● EXERCISE INSTRUCTIONS
Scan the material below for the string "curves", and copy every line where it shows up.

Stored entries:
╭──

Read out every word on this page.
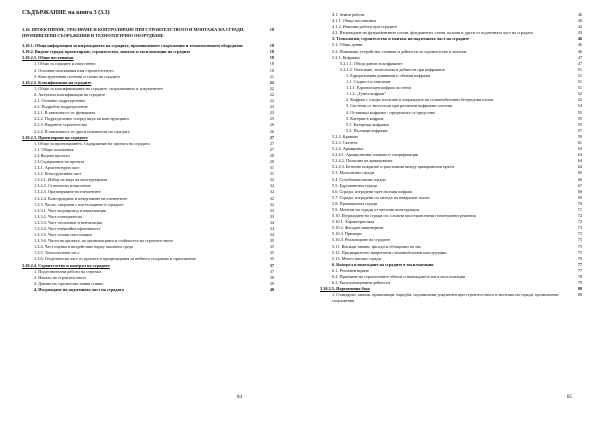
СЪДЪРЖАНИЕ на книга 3 (3.3)
3.10. ПРОЕКТИРАНЕ, ТРАСИРАНЕ И КОНТРОЛИРАНЕ ПРИ СТРОИТЕЛСТВОТО И МОНТАЖА НА СГРАДИ. ПРОМИШЛЕНИ СЪОРЪЖЕНИЯ И ТЕХНОЛОГИЧНО ОБОРУДВАНЕ
18
3.10.1. Обща информация за изграждането на сградите, промишлените съоръжения и технологичното оборудване	18
3.10.2. Видове сгради, проектиране, строителство, монтаж и експлоатация на сградите	18
3.10.2.1. Общи постановки	18
1. Общо за сградите и изкуствено	18
2. Основни изисквания към строителството	18
3. Конструктивни системи и схеми на сградите	21
3.10.2.2. Класификация на сградите	22
1. Общо за класификацията на сградите, съоръженията и документите	22
2. Актуална класификация на сградите	22
2.1. Основно подразделение	22
2.2. Подробно подразделение	23
2.2.1. В зависимост от функцията	23
2.2.2. Подразделение според вида на конструкцията	25
2.2.3. Видовете строителство	26
2.2.4. В зависимост от други показатели на сградите	26
3.10.2.3. Проектиране на сградите	27
1. Общо за проектирането. Съдържание на проекта на сградата	27
1.1. Общи положения	27
1.2.Видове проекти	28
1.3.Съдържание на проекта	28
1.3.1. Архитектурна част	31
1.3.2. Конструктивна част	31
1.3.2.1. Избор на вида на конструкцията	32
1.3.2.2. Статическо изчисление	32
1.3.2.3. Оразмеряване на елементите	32
1.3.2.4. Конструиране и изчертаване на елементите	32
1.3.3. Части, свързани с инсталациите в сградите	32
1.3.3.1. Част водопровод и канализация	33
1.3.3.2. Част електрическа	33
1.3.3.3. Част отопление и вентилация	34
1.3.3.4. Част енергийна ефективност	34
1.3.3.5. Част газови инсталации	34
1.3.3.6. Части на проекта, по организацията и стойността на строителството	35
1.3.4. Част оценка в въздействие върху околната среда	35
1.3.5. Технологична част	35
1.3.6. Геодезическа част от проекта и предвиждания за нейното създаване и приложение	35
3.10.2.4. Строителство и контрол на сградите	37
1. Подготвителни работи на строежа	37
2. Начало на строителството	38
3. Даване на строителна линия и ниво	39
4. Изграждане на подземната част на сградата	40
84
4.1. Земни работи	40
4.1.1. Общи постановки	40
4.1.2. Изкопни работи при сградите	42
4.2. Изграждане на фундаментните плочи, фундаменти, стени, колони и други от подземната част на сградата	43
5. Технологии, строителство и монтаж на надземната част на сградите	46
5.1. Общи данни	46
5.2. Поминаци устройства, техника и дейности за строителство и монтаж	46
5.2.1. Кофражи	47
5.2.1.1. Общи данни за кофражите	47
5.2.1.2. Описание, технология и дейности при кофражите	51
1. Едроразмерни равнинни и обемни кофражи	51
1.1. Съдност и описание	51
1.1.1. Едроплощен кофраж за стени	51
1.1.2. „Тунел-кофраж”	52
2. Кофраж с гладко плъзгане и изграждане на стоманобетонни безгредови плочи	52
3. Системи от тип-плочи при различни кофражни системи	54
4. Оставащи кофражи - предпочита се представа	55
5. Катерни в кофраж	55
5.1. Катерещи кофражи	55
5.2. Пълзящи кофражи	57
5.2.2. Кранове	59
5.2.3. Скелета	61
5.2.4. Армировка	63
5.2.4.1. Армировъчни планове и спецификации	63
5.2.4.2. Полагане на армировката	64
5.2.4.3. Бетонно покритие и разстояния между армировъчни пръти	64
5.3. Монолитни сгради	65
5.4. Сглобемонолитни сгради	66
5.5. Едропанелни сгради	67
5.6. Сгради, изградени чрез пълзящ кофраж	68
5.7. Сгради, изградени по метода на повдигане плочи	69
5.8. Промишлени сгради	70
5.9. Монтаж на сгради от метални конструкции	71
5.10. Изграждане на сгради със сложни пространствени геометрични решения	72
5.10.1. Характеристика	72
5.10.2. Фасаден инженеринг	73
5.10.3. Примери	73
5.10.4. Реализиране на сградите	75
5.11. Висящи тавани, фасади и облицовки на тях	75
5.12. Предварително напрегнати стоманобетонни конструкции	75
5.13. Много високи сгради	76
6. Контрол и въвеждане на сградите в експлоатация	77
6.1. Регламентиране	77
6.2. Приемане на строителните обекти и въвеждането им в експлоатация	78
6.3. Експлоатационни дейности	79
3.10.2.5. Нормативна база	80
1. Стандарти, закони, правилници, наредби, подзаконови документи при строителството и монтажа на сгради, промишлени съоръжения
80
85
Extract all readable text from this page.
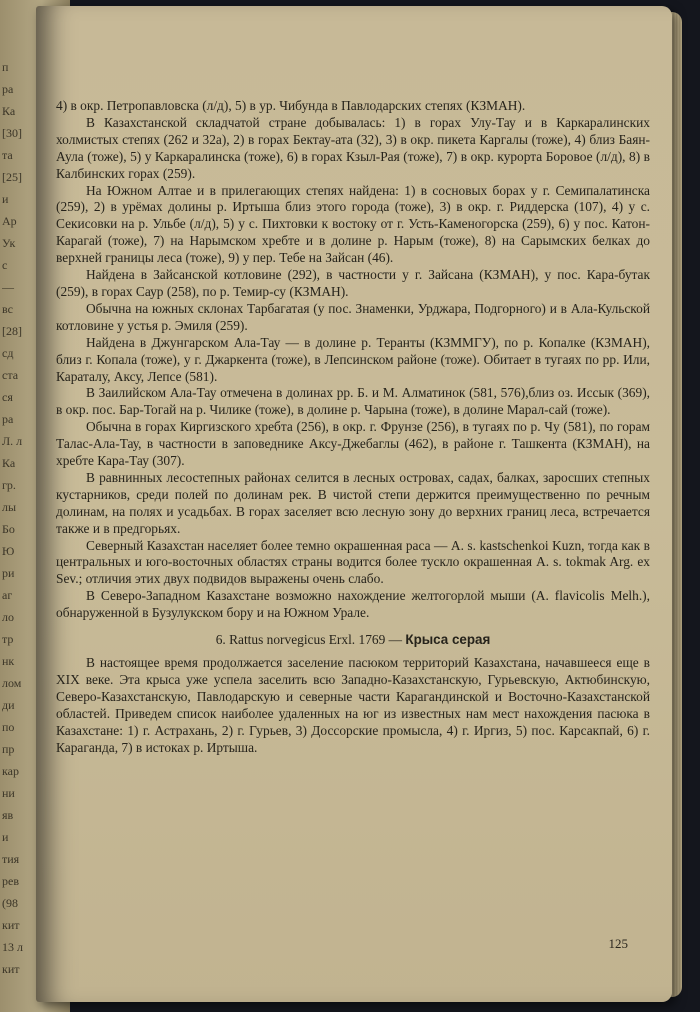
п
ра
Ка
[30]
та
[25]
и
Ар
Ук
с
—
вс
[28]
сд
ста
ся
ра
Л. л
Ка
гр.
лы
Бо
Ю
ри
аг
ло
тр
нк
лом
ди
по
пр
кар
ни
яв
и
тия
рев
(98
кит
13 л
кит

4) в окр. Петропавловска (л/д), 5) в ур. Чибунда в Павлодарских степях (КЗМАН).

В Казахстанской складчатой стране добывалась: 1) в горах Улу-Тау и в Каркаралинских холмистых степях (262 и 32а), 2) в горах Бектау-ата (32), 3) в окр. пикета Каргалы (тоже), 4) близ Баян-Аула (тоже), 5) у Каркаралинска (тоже), 6) в горах Кзыл-Рая (тоже), 7) в окр. курорта Боровое (л/д), 8) в Калбинских горах (259).

На Южном Алтае и в прилегающих степях найдена: 1) в сосновых борах у г. Семипалатинска (259), 2) в урёмах долины р. Иртыша близ этого города (тоже), 3) в окр. г. Риддерска (107), 4) у с. Секисовки на р. Ульбе (л/д), 5) у с. Пихтовки к востоку от г. Усть-Каменогорска (259), 6) у пос. Катон-Карагай (тоже), 7) на Нарымском хребте и в долине р. Нарым (тоже), 8) на Сарымских белках до верхней границы леса (тоже), 9) у пер. Тебе на Зайсан (46).

Найдена в Зайсанской котловине (292), в частности у г. Зайсана (КЗМАН), у пос. Кара-бутак (259), в горах Саур (258), по р. Темир-су (КЗМАН).

Обычна на южных склонах Тарбагатая (у пос. Знаменки, Урджара, Подгорного) и в Ала-Кульской котловине у устья р. Эмиля (259).

Найдена в Джунгарском Ала-Тау — в долине р. Теранты (КЗММГУ), по р. Копалке (КЗМАН), близ г. Копала (тоже), у г. Джаркента (тоже), в Лепсинском районе (тоже). Обитает в тугаях по рр. Или, Караталу, Аксу, Лепсе (581).

В Заилийском Ала-Тау отмечена в долинах рр. Б. и М. Алматинок (581, 576),близ оз. Иссык (369), в окр. пос. Бар-Тогай на р. Чилике (тоже), в долине р. Чарына (тоже), в долине Марал-сай (тоже).

Обычна в горах Киргизского хребта (256), в окр. г. Фрунзе (256), в тугаях по р. Чу (581), по горам Талас-Ала-Тау, в частности в заповеднике Аксу-Джебаглы (462), в районе г. Ташкента (КЗМАН), на хребте Кара-Тау (307).

В равнинных лесостепных районах селится в лесных островах, садах, балках, заросших степных кустарников, среди полей по долинам рек. В чистой степи держится преимущественно по речным долинам, на полях и усадьбах. В горах заселяет всю лесную зону до верхних границ леса, встречается также и в предгорьях.

Северный Казахстан населяет более темно окрашенная раса — A. s. kastschenkoi Kuzn, тогда как в центральных и юго-восточных областях страны водится более тускло окрашенная A. s. tokmak Arg. ex Sev.; отличия этих двух подвидов выражены очень слабо.

В Северо-Западном Казахстане возможно нахождение желтогорлой мыши (A. flavicolis Melh.), обнаруженной в Бузулукском бору и на Южном Урале.

6. Rattus norvegicus Erxl. 1769 — Крыса серая

В настоящее время продолжается заселение пасюком территорий Казахстана, начавшееся еще в XIX веке. Эта крыса уже успела заселить всю Западно-Казахстанскую, Гурьевскую, Актюбинскую, Северо-Казахстанскую, Павлодарскую и северные части Карагандинской и Восточно-Казахстанской областей. Приведем список наиболее удаленных на юг из известных нам мест нахождения пасюка в Казахстане: 1) г. Астрахань, 2) г. Гурьев, 3) Доссорские промысла, 4) г. Иргиз, 5) пос. Карсакпай, 6) г. Караганда, 7) в истоках р. Иртыша.

125
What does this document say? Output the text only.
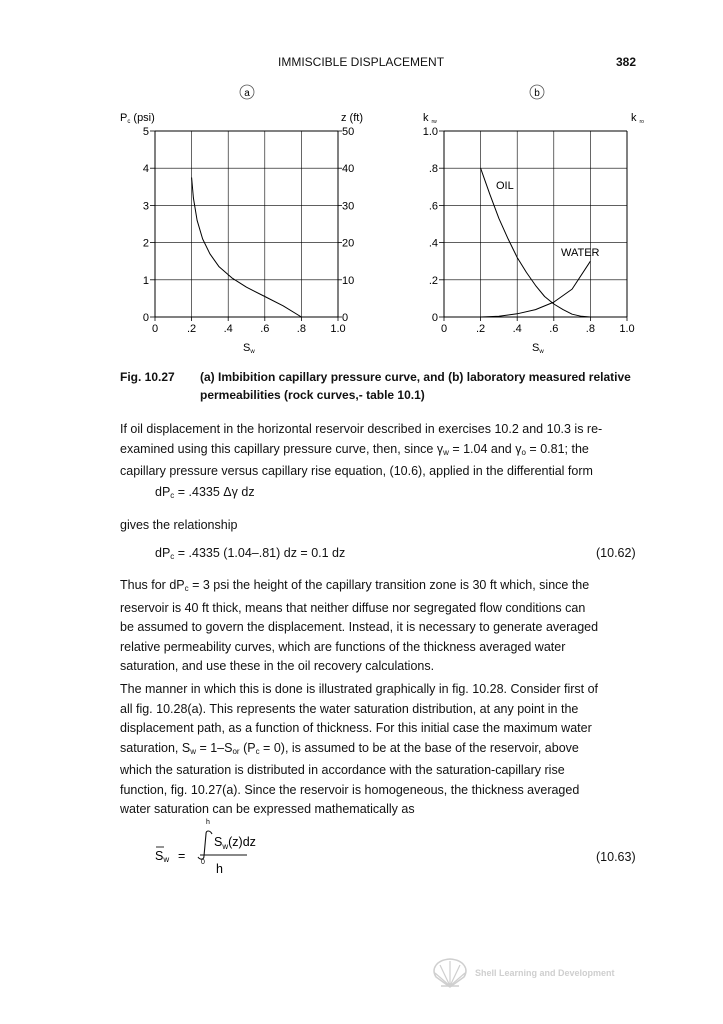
IMMISCIBLE DISPLACEMENT	382
a	b
Pc (psi)	z (ft)
Sw
krw	kro
Sw
0	.2 .4 .6 .8 1.0
0	0
1	10
2	20
3	30
4	40
5	50
0	.2 .4 .6 .8 1.0
0
.2
.4
.6
.8
1.0
OIL
WATER
Fig. 10.27 (a) Imbibition capillary pressure curve, and (b) laboratory measured relative
permeabilities (rock curves,- table 10.1)
If oil displacement in the horizontal reservoir described in exercises 10.2 and 10.3 is re-
examined using this capillary pressure curve, then, since $\gamma_w = 1.04$ and $\gamma_o = 0.81$; the
capillary pressure versus capillary rise equation, (10.6), applied in the differential form
$dP_c = .4335$ Δγ dz
gives the relationship
$dP_c = .4335$ (1.04–.81) dz = 0.1 dz	(10.62)
Thus for $dP_c = 3$ psi the height of the capillary transition zone is 30 ft which, since the
reservoir is 40 ft thick, means that neither diffuse nor segregated flow conditions can
be assumed to govern the displacement. Instead, it is necessary to generate averaged
relative permeability curves, which are functions of the thickness averaged water
saturation, and use these in the oil recovery calculations.
The manner in which this is done is illustrated graphically in fig. 10.28. Consider first of
all fig. 10.28(a). This represents the water saturation distribution, at any point in the
displacement path, as a function of thickness. For this initial case the maximum water
saturation, $S_w = 1-S_{or}$ $(P_c = 0)$, is assumed to be at the base of the reservoir, above
which the saturation is distributed in accordance with the saturation-capillary rise
function, fig. 10.27(a). Since the reservoir is homogeneous, the thickness averaged
water saturation can be expressed mathematically as
h
0
$S_w(z)dz$
h
Sw =	(10.63)
Shell Learning and Development
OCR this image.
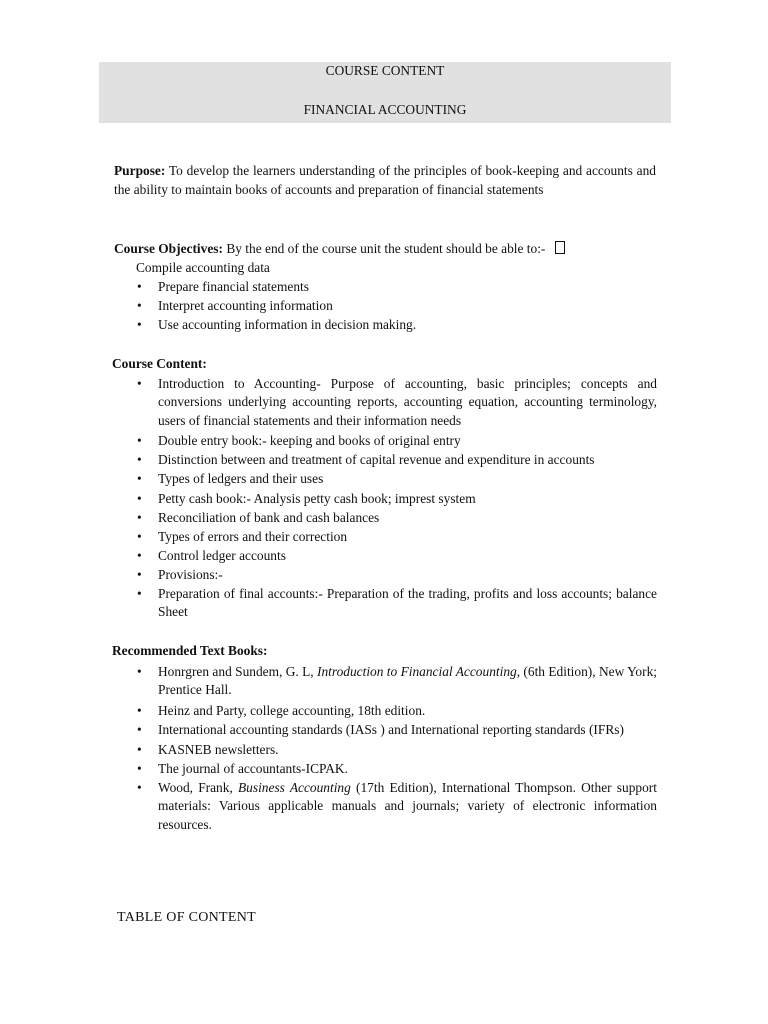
COURSE CONTENT
FINANCIAL ACCOUNTING

Purpose: To develop the learners understanding of the principles of book-keeping and accounts and the ability to maintain books of accounts and preparation of financial statements

Course Objectives: By the end of the course unit the student should be able to:-

Compile accounting data

• Prepare financial statements
• Interpret accounting information
• Use accounting information in decision making.
Course Content:
• Introduction to Accounting- Purpose of accounting, basic principles; concepts and conversions underlying accounting reports, accounting equation, accounting terminology, users of financial statements and their information needs
• Double entry book:- keeping and books of original entry
• Distinction between and treatment of capital revenue and expenditure in accounts
• Types of ledgers and their uses
• Petty cash book:- Analysis petty cash book; imprest system
• Reconciliation of bank and cash balances
• Types of errors and their correction
• Control ledger accounts
• Provisions:-
• Preparation of final accounts:- Preparation of the trading, profits and loss accounts; balance Sheet
Recommended Text Books:
• Honrgren and Sundem, G. L, Introduction to Financial Accounting, (6th Edition), New York; Prentice Hall.
• Heinz and Party, college accounting, 18th edition.
• International accounting standards (IASs ) and International reporting standards (IFRs)
• KASNEB newsletters.
• The journal of accountants-ICPAK.
• Wood, Frank, Business Accounting (17th Edition), International Thompson. Other support materials: Various applicable manuals and journals; variety of electronic information resources.
TABLE OF CONTENT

╰──

● REPLY
permeabilities (rock curves,- table 10.1)
relative permeability curves, which are functions of the thickness averaged water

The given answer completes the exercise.